**AIM**
Scan the records below. List lines holding "socio".

--- SUPPLIED DATA ---

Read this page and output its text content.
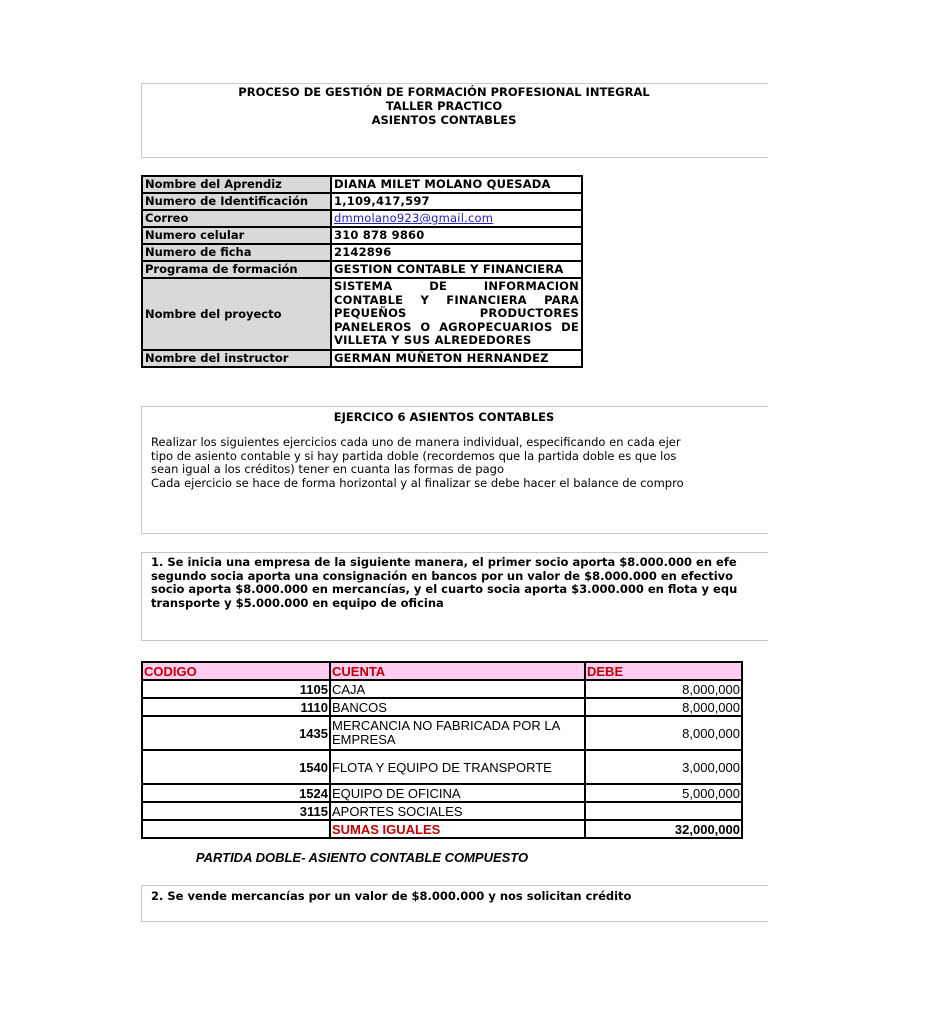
PROCESO DE GESTIÓN DE FORMACIÓN PROFESIONAL INTEGRAL
TALLER PRACTICO
ASIENTOS CONTABLES
Nombre del Aprendiz	DIANA MILET MOLANO QUESADA
Numero de Identificación	1,109,417,597
Correo	dmmolano923@gmail.com
Numero celular	310 878 9860
Numero de ficha	2142896
Programa de formación	GESTION CONTABLE Y FINANCIERA
Nombre del proyecto	SISTEMA DE INFORMACION CONTABLE Y FINANCIERA PARA PEQUEÑOS PRODUCTORES PANELEROS O AGROPECUARIOS DE VILLETA Y SUS ALREDEDORES
Nombre del instructor	GERMAN MUÑETON HERNANDEZ
EJERCICO 6 ASIENTOS CONTABLES
Realizar los siguientes ejercicios cada uno de manera individual, especificando en cada ejer
tipo de asiento contable y si hay partida doble (recordemos que la partida doble es que los
sean igual a los créditos) tener en cuanta las formas de pago
Cada ejercicio se hace de forma horizontal y al finalizar se debe hacer el balance de compro
1. Se inicia una empresa de la siguiente manera, el primer socio aporta $8.000.000 en efe
segundo socia aporta una consignación en bancos por un valor de $8.000.000 en efectivo
socio aporta $8.000.000 en mercancías, y el cuarto socia aporta $3.000.000 en flota y equ
transporte y $5.000.000 en equipo de oficina
CODIGO	CUENTA	DEBE
1105	CAJA	8,000,000
1110	BANCOS	8,000,000
1435	MERCANCIA NO FABRICADA POR LA EMPRESA	8,000,000
1540	FLOTA Y EQUIPO DE TRANSPORTE	3,000,000
1524	EQUIPO DE OFICINA	5,000,000
3115	APORTES SOCIALES	
	SUMAS IGUALES	32,000,000
PARTIDA DOBLE- ASIENTO CONTABLE COMPUESTO
2. Se vende mercancías por un valor de $8.000.000 y nos solicitan crédito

---

**SOLUTION TO THIS TASK**
1. Se inicia una empresa de la siguiente manera, el primer socio aporta $8.000.000 en efe
socio aporta $8.000.000 en mercancías, y el cuarto socia aporta $3.000.000 en flota y equ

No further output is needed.